**Data excerpts**:

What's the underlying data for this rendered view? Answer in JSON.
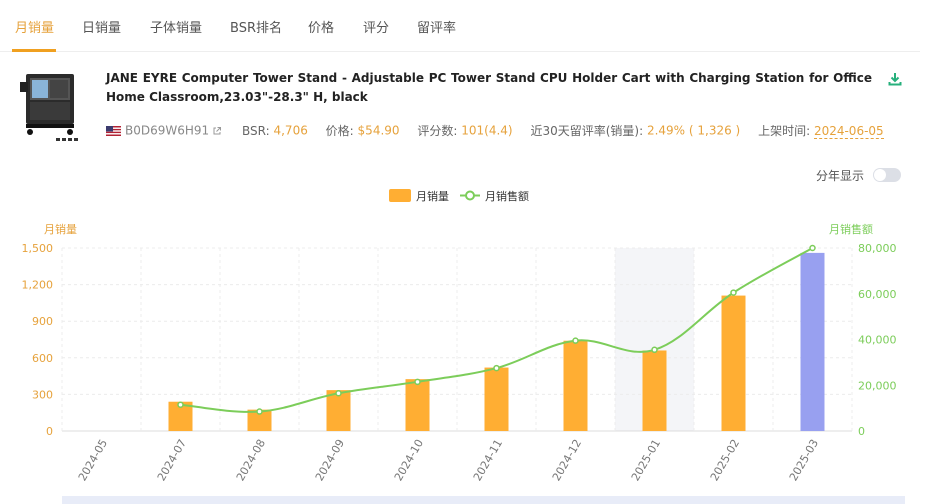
{
  "tabs": [
    {
      "label": "月销量",
      "active": true
    },
    {
      "label": "日销量",
      "active": false
    },
    {
      "label": "子体销量",
      "active": false
    },
    {
      "label": "BSR排名",
      "active": false
    },
    {
      "label": "价格",
      "active": false
    },
    {
      "label": "评分",
      "active": false
    },
    {
      "label": "留评率",
      "active": false
    }
  ],
  "product": {
    "title": "JANE EYRE Computer Tower Stand - Adjustable PC Tower Stand CPU Holder Cart with Charging Station for Office Home Classroom,23.03\"-28.3\" H, black",
    "asin": "B0D69W6H91",
    "bsr_label": "BSR:",
    "bsr_value": "4,706",
    "price_label": "价格:",
    "price_value": "$54.90",
    "rating_label": "评分数:",
    "rating_value": "101(4.4)",
    "review_rate_label": "近30天留评率(销量):",
    "review_rate_value": "2.49% ( 1,326 )",
    "listed_label": "上架时间:",
    "listed_value": "2024-06-05"
  },
  "controls": {
    "yearly_label": "分年显示",
    "yearly_on": false
  },
  "colors": {
    "accent": "#e6a23c",
    "bar": "#ffae33",
    "bar_highlight": "#98a0f0",
    "line": "#7ccd5a",
    "grid": "#ececec",
    "hover_band": "#f4f5f8"
  },
  "chart_data": {
    "type": "bar+line",
    "legend": [
      "月销量",
      "月销售额"
    ],
    "legend_position": "top-center",
    "y_left_label": "月销量",
    "y_right_label": "月销售额",
    "y_left_ticks": [
      "0",
      "300",
      "600",
      "900",
      "1,200",
      "1,500"
    ],
    "y_right_ticks": [
      "0",
      "20,000",
      "40,000",
      "60,000",
      "80,000"
    ],
    "y_left_range": [
      0,
      1500
    ],
    "y_right_range": [
      0,
      80000
    ],
    "categories": [
      "2024-05",
      "2024-07",
      "2024-08",
      "2024-09",
      "2024-10",
      "2024-11",
      "2024-12",
      "2025-01",
      "2025-02",
      "2025-03"
    ],
    "series": [
      {
        "name": "月销量",
        "kind": "bar",
        "values": [
          null,
          240,
          175,
          335,
          425,
          520,
          740,
          660,
          1110,
          1460
        ]
      },
      {
        "name": "月销售额",
        "kind": "line",
        "values": [
          null,
          11500,
          8500,
          16500,
          21500,
          27500,
          39500,
          35500,
          60500,
          80000
        ]
      }
    ],
    "highlighted_category": "2025-03",
    "hover_category": "2025-01"
  }
}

**Written instruction**:
Your task is to repeat the data above exactly while excluding the pictures.

**Task solution**:
What's the underlying data for this rendered view? Answer in JSON.
{
  "tabs": [
    {
      "label": "月销量",
      "active": true
    },
    {
      "label": "日销量",
      "active": false
    },
    {
      "label": "子体销量",
      "active": false
    },
    {
      "label": "BSR排名",
      "active": false
    },
    {
      "label": "价格",
      "active": false
    },
    {
      "label": "评分",
      "active": false
    },
    {
      "label": "留评率",
      "active": false
    }
  ],
  "product": {
    "title": "JANE EYRE Computer Tower Stand - Adjustable PC Tower Stand CPU Holder Cart with Charging Station for Office Home Classroom,23.03\"-28.3\" H, black",
    "asin": "B0D69W6H91",
    "bsr_label": "BSR:",
    "bsr_value": "4,706",
    "price_label": "价格:",
    "price_value": "$54.90",
    "rating_label": "评分数:",
    "rating_value": "101(4.4)",
    "review_rate_label": "近30天留评率(销量):",
    "review_rate_value": "2.49% ( 1,326 )",
    "listed_label": "上架时间:",
    "listed_value": "2024-06-05"
  },
  "controls": {
    "yearly_label": "分年显示",
    "yearly_on": false
  },
  "colors": {
    "accent": "#e6a23c",
    "bar": "#ffae33",
    "bar_highlight": "#98a0f0",
    "line": "#7ccd5a",
    "grid": "#ececec",
    "hover_band": "#f4f5f8"
  },
  "chart_data": {
    "type": "bar+line",
    "legend": [
      "月销量",
      "月销售额"
    ],
    "legend_position": "top-center",
    "y_left_label": "月销量",
    "y_right_label": "月销售额",
    "y_left_ticks": [
      "0",
      "300",
      "600",
      "900",
      "1,200",
      "1,500"
    ],
    "y_right_ticks": [
      "0",
      "20,000",
      "40,000",
      "60,000",
      "80,000"
    ],
    "y_left_range": [
      0,
      1500
    ],
    "y_right_range": [
      0,
      80000
    ],
    "categories": [
      "2024-05",
      "2024-07",
      "2024-08",
      "2024-09",
      "2024-10",
      "2024-11",
      "2024-12",
      "2025-01",
      "2025-02",
      "2025-03"
    ],
    "series": [
      {
        "name": "月销量",
        "kind": "bar",
        "values": [
          null,
          240,
          175,
          335,
          425,
          520,
          740,
          660,
          1110,
          1460
        ]
      },
      {
        "name": "月销售额",
        "kind": "line",
        "values": [
          null,
          11500,
          8500,
          16500,
          21500,
          27500,
          39500,
          35500,
          60500,
          80000
        ]
      }
    ],
    "highlighted_category": "2025-03",
    "hover_category": "2025-01"
  }
}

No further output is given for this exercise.